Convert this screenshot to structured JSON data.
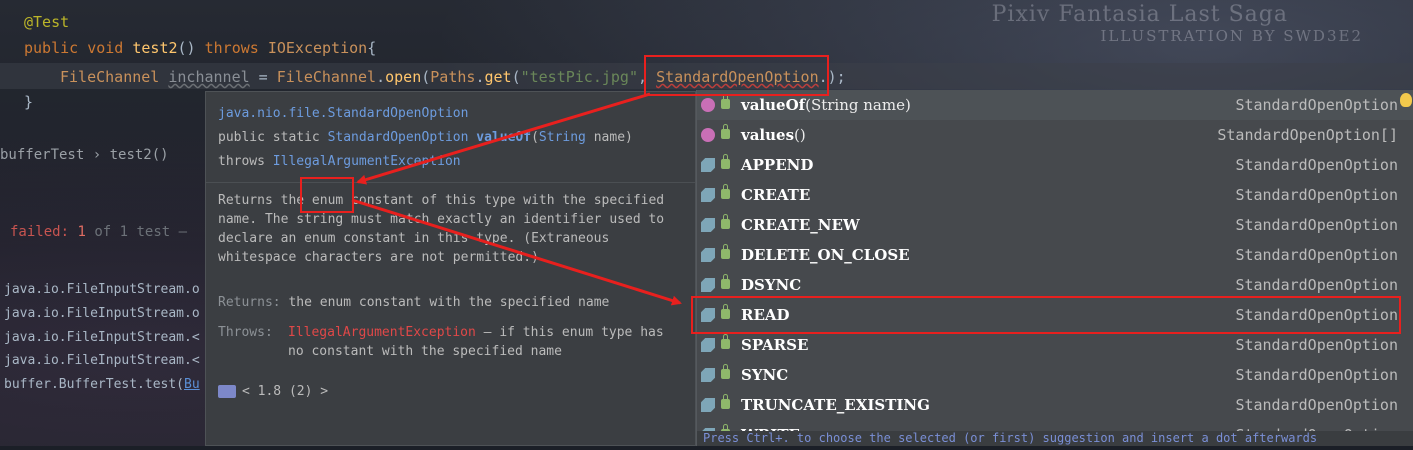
{
  "watermark": {
    "title": "Pixiv Fantasia Last Saga",
    "subtitle": "ILLUSTRATION BY SWD3E2"
  },
  "code": {
    "annotation": "@Test",
    "sig_public": "public ",
    "sig_void": "void ",
    "sig_name": "test2",
    "sig_parens": "() ",
    "sig_throws": "throws ",
    "sig_exc": "IOException",
    "sig_brace": "{",
    "l3_type": "FileChannel",
    "l3_var": "inchannel",
    "l3_eq": " = ",
    "l3_cls": "FileChannel",
    "l3_dot": ".",
    "l3_open": "open",
    "l3_p1": "(",
    "l3_paths": "Paths",
    "l3_dot2": ".",
    "l3_get": "get",
    "l3_p2": "(",
    "l3_str": "\"testPic.jpg\"",
    "l3_p3": ", ",
    "l3_sopt": "StandardOpenOption",
    "l3_dot3": ".",
    "l3_end": ");",
    "close_brace": "}"
  },
  "breadcrumb": {
    "class": "bufferTest",
    "sep": " › ",
    "method": "test2()"
  },
  "test_status": {
    "failed_label": "failed:",
    "failed_count": "1",
    "of_text": " of 1 test –"
  },
  "stack": [
    "java.io.FileInputStream.o",
    "java.io.FileInputStream.o",
    "java.io.FileInputStream.<",
    "java.io.FileInputStream.<",
    "buffer.BufferTest.test("
  ],
  "stack_link": "Bu",
  "doc": {
    "package": "java.nio.file.StandardOpenOption",
    "modifiers": "public static ",
    "return_type": "StandardOpenOption",
    "method": "valueOf",
    "param_type": "String",
    "param_name": " name)",
    "throws_kw": "throws ",
    "throws_type": "IllegalArgumentException",
    "desc_1": "Returns the ",
    "desc_enum": "enum",
    "desc_2": " constant of this type with the specified name. The string must match exactly an identifier used to declare an enum constant in this type. (Extraneous whitespace characters are not permitted.)",
    "returns_label": "Returns:",
    "returns_text": " the enum constant with the specified name",
    "throws_label": "Throws:",
    "throws_exc": "IllegalArgumentException",
    "throws_text": " – if this enum type has no constant with the specified name",
    "footer": "< 1.8 (2) >"
  },
  "completion": {
    "items": [
      {
        "kind": "method",
        "name": "valueOf",
        "args": "(String name)",
        "type": "StandardOpenOption"
      },
      {
        "kind": "method",
        "name": "values",
        "args": "()",
        "type": "StandardOpenOption[]"
      },
      {
        "kind": "field",
        "name": "APPEND",
        "args": "",
        "type": "StandardOpenOption"
      },
      {
        "kind": "field",
        "name": "CREATE",
        "args": "",
        "type": "StandardOpenOption"
      },
      {
        "kind": "field",
        "name": "CREATE_NEW",
        "args": "",
        "type": "StandardOpenOption"
      },
      {
        "kind": "field",
        "name": "DELETE_ON_CLOSE",
        "args": "",
        "type": "StandardOpenOption"
      },
      {
        "kind": "field",
        "name": "DSYNC",
        "args": "",
        "type": "StandardOpenOption"
      },
      {
        "kind": "field",
        "name": "READ",
        "args": "",
        "type": "StandardOpenOption"
      },
      {
        "kind": "field",
        "name": "SPARSE",
        "args": "",
        "type": "StandardOpenOption"
      },
      {
        "kind": "field",
        "name": "SYNC",
        "args": "",
        "type": "StandardOpenOption"
      },
      {
        "kind": "field",
        "name": "TRUNCATE_EXISTING",
        "args": "",
        "type": "StandardOpenOption"
      },
      {
        "kind": "field",
        "name": "WRITE",
        "args": "",
        "type": "StandardOpenOption"
      }
    ],
    "hint": "Press Ctrl+. to choose the selected (or first) suggestion and insert a dot afterwards"
  },
  "colors": {
    "annotation_box": "#e8201e",
    "selection": "#4d5256"
  }
}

----------

▶ Task description: Without the pictures, output the full listing exactly as it stands.

▶ Result for this exercise:
Convert this screenshot to structured JSON data.
{
  "watermark": {
    "title": "Pixiv Fantasia Last Saga",
    "subtitle": "ILLUSTRATION BY SWD3E2"
  },
  "code": {
    "annotation": "@Test",
    "sig_public": "public ",
    "sig_void": "void ",
    "sig_name": "test2",
    "sig_parens": "() ",
    "sig_throws": "throws ",
    "sig_exc": "IOException",
    "sig_brace": "{",
    "l3_type": "FileChannel",
    "l3_var": "inchannel",
    "l3_eq": " = ",
    "l3_cls": "FileChannel",
    "l3_dot": ".",
    "l3_open": "open",
    "l3_p1": "(",
    "l3_paths": "Paths",
    "l3_dot2": ".",
    "l3_get": "get",
    "l3_p2": "(",
    "l3_str": "\"testPic.jpg\"",
    "l3_p3": ", ",
    "l3_sopt": "StandardOpenOption",
    "l3_dot3": ".",
    "l3_end": ");",
    "close_brace": "}"
  },
  "breadcrumb": {
    "class": "bufferTest",
    "sep": " › ",
    "method": "test2()"
  },
  "test_status": {
    "failed_label": "failed:",
    "failed_count": "1",
    "of_text": " of 1 test –"
  },
  "stack": [
    "java.io.FileInputStream.o",
    "java.io.FileInputStream.o",
    "java.io.FileInputStream.<",
    "java.io.FileInputStream.<",
    "buffer.BufferTest.test("
  ],
  "stack_link": "Bu",
  "doc": {
    "package": "java.nio.file.StandardOpenOption",
    "modifiers": "public static ",
    "return_type": "StandardOpenOption",
    "method": "valueOf",
    "param_type": "String",
    "param_name": " name)",
    "throws_kw": "throws ",
    "throws_type": "IllegalArgumentException",
    "desc_1": "Returns the ",
    "desc_enum": "enum",
    "desc_2": " constant of this type with the specified name. The string must match exactly an identifier used to declare an enum constant in this type. (Extraneous whitespace characters are not permitted.)",
    "returns_label": "Returns:",
    "returns_text": " the enum constant with the specified name",
    "throws_label": "Throws:",
    "throws_exc": "IllegalArgumentException",
    "throws_text": " – if this enum type has no constant with the specified name",
    "footer": "< 1.8 (2) >"
  },
  "completion": {
    "items": [
      {
        "kind": "method",
        "name": "valueOf",
        "args": "(String name)",
        "type": "StandardOpenOption"
      },
      {
        "kind": "method",
        "name": "values",
        "args": "()",
        "type": "StandardOpenOption[]"
      },
      {
        "kind": "field",
        "name": "APPEND",
        "args": "",
        "type": "StandardOpenOption"
      },
      {
        "kind": "field",
        "name": "CREATE",
        "args": "",
        "type": "StandardOpenOption"
      },
      {
        "kind": "field",
        "name": "CREATE_NEW",
        "args": "",
        "type": "StandardOpenOption"
      },
      {
        "kind": "field",
        "name": "DELETE_ON_CLOSE",
        "args": "",
        "type": "StandardOpenOption"
      },
      {
        "kind": "field",
        "name": "DSYNC",
        "args": "",
        "type": "StandardOpenOption"
      },
      {
        "kind": "field",
        "name": "READ",
        "args": "",
        "type": "StandardOpenOption"
      },
      {
        "kind": "field",
        "name": "SPARSE",
        "args": "",
        "type": "StandardOpenOption"
      },
      {
        "kind": "field",
        "name": "SYNC",
        "args": "",
        "type": "StandardOpenOption"
      },
      {
        "kind": "field",
        "name": "TRUNCATE_EXISTING",
        "args": "",
        "type": "StandardOpenOption"
      },
      {
        "kind": "field",
        "name": "WRITE",
        "args": "",
        "type": "StandardOpenOption"
      }
    ],
    "hint": "Press Ctrl+. to choose the selected (or first) suggestion and insert a dot afterwards"
  },
  "colors": {
    "annotation_box": "#e8201e",
    "selection": "#4d5256"
  }
}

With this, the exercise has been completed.